— start —
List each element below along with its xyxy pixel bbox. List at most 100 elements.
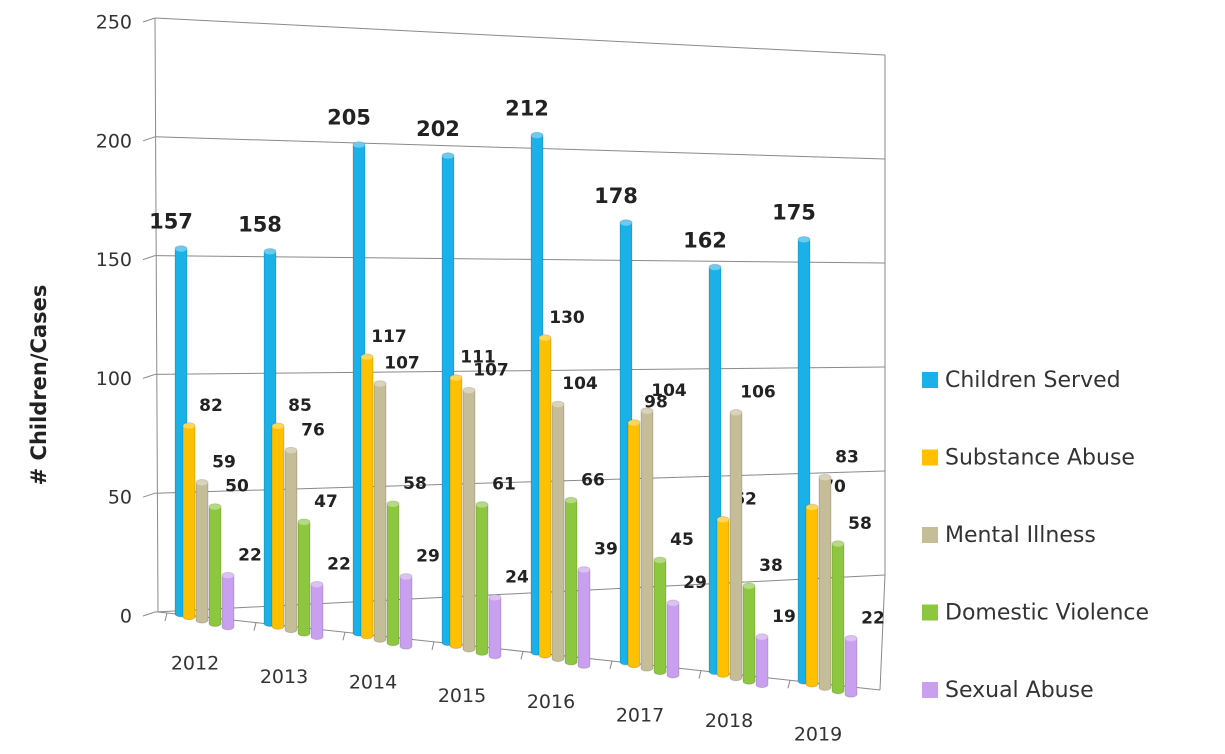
bar-top xyxy=(285,447,297,454)
bar-top xyxy=(272,423,284,430)
bar-top xyxy=(361,353,373,360)
data-label: 24 xyxy=(505,568,529,588)
bar-top xyxy=(222,572,234,579)
bar xyxy=(488,594,502,660)
bar-top xyxy=(654,557,666,564)
bar xyxy=(653,556,667,676)
data-label: 117 xyxy=(371,327,407,347)
data-label: 205 xyxy=(327,106,371,130)
x-tick-mark xyxy=(431,641,435,650)
bar xyxy=(818,473,832,691)
tick-mark xyxy=(142,17,156,23)
data-label: 76 xyxy=(301,420,325,440)
bar xyxy=(577,566,591,669)
bar-top xyxy=(209,503,221,510)
data-label: 98 xyxy=(644,393,668,413)
bar-top xyxy=(641,407,653,414)
bar xyxy=(755,633,769,689)
bar xyxy=(386,500,400,647)
bar xyxy=(208,503,222,628)
bar xyxy=(449,374,463,650)
bar-top xyxy=(717,516,729,523)
data-label: 66 xyxy=(581,470,605,490)
y-tick-label: 100 xyxy=(96,368,132,390)
data-label: 61 xyxy=(492,475,516,495)
data-label: 157 xyxy=(149,210,193,234)
data-label: 39 xyxy=(594,540,618,560)
data-label: 47 xyxy=(314,492,338,512)
legend-label: Substance Abuse xyxy=(945,446,1135,471)
x-tick-mark xyxy=(787,680,791,689)
bar-top xyxy=(311,581,323,588)
data-label: 58 xyxy=(403,474,427,494)
bar-top xyxy=(463,387,475,394)
legend-swatch xyxy=(922,682,938,698)
tick-mark xyxy=(142,611,156,617)
tick-mark xyxy=(142,255,156,261)
legend-label: Domestic Violence xyxy=(945,601,1149,626)
bar-top xyxy=(196,479,208,486)
bar-top xyxy=(756,633,768,640)
data-label: 58 xyxy=(848,514,872,534)
data-label: 19 xyxy=(772,607,796,627)
bar xyxy=(475,501,489,656)
bar-top xyxy=(578,566,590,573)
y-tick-label: 250 xyxy=(96,12,132,34)
x-tick-label: 2015 xyxy=(438,685,486,707)
grid-line xyxy=(154,255,886,264)
legend-label: Sexual Abuse xyxy=(945,678,1094,703)
bar-top xyxy=(450,374,462,381)
x-tick-label: 2013 xyxy=(260,666,308,688)
data-label: 29 xyxy=(683,573,707,593)
bar xyxy=(284,446,298,634)
bar xyxy=(742,582,756,685)
bar-top xyxy=(628,419,640,426)
grid-line xyxy=(154,136,886,160)
data-label: 83 xyxy=(835,447,859,467)
tick-mark xyxy=(142,373,156,379)
bar-top xyxy=(845,635,857,642)
bar xyxy=(297,518,311,637)
x-tick-mark xyxy=(342,632,346,641)
bar xyxy=(373,380,387,643)
bar-top xyxy=(400,573,412,580)
y-tick-label: 0 xyxy=(120,606,132,628)
bar xyxy=(462,386,476,653)
bar xyxy=(182,422,196,621)
bar xyxy=(729,409,743,682)
legend-label: Children Served xyxy=(945,368,1121,393)
data-label: 22 xyxy=(327,554,351,574)
data-label: 85 xyxy=(288,396,312,416)
bar-top xyxy=(353,141,365,148)
bar-top xyxy=(531,132,543,139)
x-tick-label: 2014 xyxy=(349,672,397,694)
y-tick-label: 200 xyxy=(96,130,132,152)
data-label: 82 xyxy=(199,396,223,416)
data-label: 178 xyxy=(594,184,638,208)
data-label: 162 xyxy=(683,228,727,252)
data-label: 158 xyxy=(238,213,282,237)
x-tick-mark xyxy=(164,612,168,622)
data-label: 107 xyxy=(384,354,420,374)
x-tick-label: 2012 xyxy=(171,652,219,674)
data-label: 107 xyxy=(473,360,509,380)
bar-top xyxy=(298,518,310,525)
legend-swatch xyxy=(922,527,938,543)
bar-top xyxy=(387,500,399,507)
bar xyxy=(627,419,641,669)
bar xyxy=(831,540,845,695)
grid-line xyxy=(154,366,886,375)
x-tick-label: 2016 xyxy=(527,691,575,713)
bar-top xyxy=(374,380,386,387)
x-tick-label: 2019 xyxy=(794,724,842,746)
bar-top xyxy=(620,219,632,226)
data-label: 104 xyxy=(651,381,687,401)
bar-top xyxy=(667,600,679,607)
grid-line xyxy=(154,17,886,56)
bar xyxy=(564,496,578,666)
x-tick-mark xyxy=(520,651,524,660)
data-label: 45 xyxy=(670,530,694,550)
bar-top xyxy=(552,401,564,408)
bar xyxy=(844,634,858,698)
data-label: 22 xyxy=(861,608,885,628)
— end —
■ Exercise ■
Reproduce the listing above line by line without changing anything, and omit the picture.

■ Correct result ■
List each element below along with its xyxy pixel bbox. List at most 100 elements.
bar-top xyxy=(285,447,297,454)
bar-top xyxy=(272,423,284,430)
bar-top xyxy=(361,353,373,360)
data-label: 24 xyxy=(505,568,529,588)
bar-top xyxy=(222,572,234,579)
bar xyxy=(488,594,502,660)
bar-top xyxy=(654,557,666,564)
bar xyxy=(653,556,667,676)
data-label: 117 xyxy=(371,327,407,347)
data-label: 205 xyxy=(327,106,371,130)
x-tick-mark xyxy=(431,641,435,650)
bar xyxy=(818,473,832,691)
tick-mark xyxy=(142,17,156,23)
data-label: 76 xyxy=(301,420,325,440)
bar xyxy=(577,566,591,669)
bar-top xyxy=(209,503,221,510)
data-label: 98 xyxy=(644,393,668,413)
bar-top xyxy=(641,407,653,414)
bar xyxy=(755,633,769,689)
bar xyxy=(386,500,400,647)
bar xyxy=(208,503,222,628)
bar xyxy=(449,374,463,650)
bar-top xyxy=(717,516,729,523)
data-label: 66 xyxy=(581,470,605,490)
y-tick-label: 100 xyxy=(96,368,132,390)
data-label: 61 xyxy=(492,475,516,495)
data-label: 157 xyxy=(149,210,193,234)
data-label: 39 xyxy=(594,540,618,560)
data-label: 47 xyxy=(314,492,338,512)
legend-label: Substance Abuse xyxy=(945,446,1135,471)
x-tick-mark xyxy=(787,680,791,689)
bar-top xyxy=(311,581,323,588)
data-label: 58 xyxy=(403,474,427,494)
bar-top xyxy=(463,387,475,394)
legend-swatch xyxy=(922,682,938,698)
tick-mark xyxy=(142,611,156,617)
tick-mark xyxy=(142,255,156,261)
legend-label: Domestic Violence xyxy=(945,601,1149,626)
bar-top xyxy=(196,479,208,486)
bar-top xyxy=(756,633,768,640)
data-label: 58 xyxy=(848,514,872,534)
data-label: 19 xyxy=(772,607,796,627)
bar xyxy=(475,501,489,656)
bar-top xyxy=(578,566,590,573)
y-tick-label: 250 xyxy=(96,12,132,34)
x-tick-label: 2015 xyxy=(438,685,486,707)
grid-line xyxy=(154,255,886,264)
legend-label: Sexual Abuse xyxy=(945,678,1094,703)
bar-top xyxy=(450,374,462,381)
x-tick-label: 2013 xyxy=(260,666,308,688)
data-label: 29 xyxy=(683,573,707,593)
bar xyxy=(284,446,298,634)
bar xyxy=(742,582,756,685)
bar-top xyxy=(628,419,640,426)
grid-line xyxy=(154,136,886,160)
data-label: 83 xyxy=(835,447,859,467)
tick-mark xyxy=(142,373,156,379)
bar-top xyxy=(845,635,857,642)
bar xyxy=(297,518,311,637)
x-tick-mark xyxy=(342,632,346,641)
bar xyxy=(373,380,387,643)
bar-top xyxy=(400,573,412,580)
y-tick-label: 0 xyxy=(120,606,132,628)
bar xyxy=(462,386,476,653)
bar xyxy=(182,422,196,621)
bar xyxy=(729,409,743,682)
legend-label: Children Served xyxy=(945,368,1121,393)
data-label: 22 xyxy=(327,554,351,574)
data-label: 85 xyxy=(288,396,312,416)
bar-top xyxy=(353,141,365,148)
bar-top xyxy=(531,132,543,139)
x-tick-label: 2014 xyxy=(349,672,397,694)
y-tick-label: 200 xyxy=(96,130,132,152)
data-label: 82 xyxy=(199,396,223,416)
data-label: 178 xyxy=(594,184,638,208)
data-label: 162 xyxy=(683,228,727,252)
data-label: 158 xyxy=(238,213,282,237)
x-tick-mark xyxy=(164,612,168,622)
data-label: 107 xyxy=(384,354,420,374)
x-tick-label: 2012 xyxy=(171,652,219,674)
data-label: 107 xyxy=(473,360,509,380)
bar-top xyxy=(298,518,310,525)
legend-swatch xyxy=(922,527,938,543)
bar-top xyxy=(387,500,399,507)
bar xyxy=(627,419,641,669)
bar xyxy=(831,540,845,695)
grid-line xyxy=(154,366,886,375)
x-tick-label: 2016 xyxy=(527,691,575,713)
bar-top xyxy=(374,380,386,387)
x-tick-label: 2019 xyxy=(794,724,842,746)
bar-top xyxy=(620,219,632,226)
data-label: 104 xyxy=(651,381,687,401)
bar-top xyxy=(667,600,679,607)
grid-line xyxy=(154,17,886,56)
bar xyxy=(564,496,578,666)
x-tick-mark xyxy=(520,651,524,660)
data-label: 45 xyxy=(670,530,694,550)
bar-top xyxy=(552,401,564,408)
bar xyxy=(844,634,858,698)
data-label: 22 xyxy=(861,608,885,628)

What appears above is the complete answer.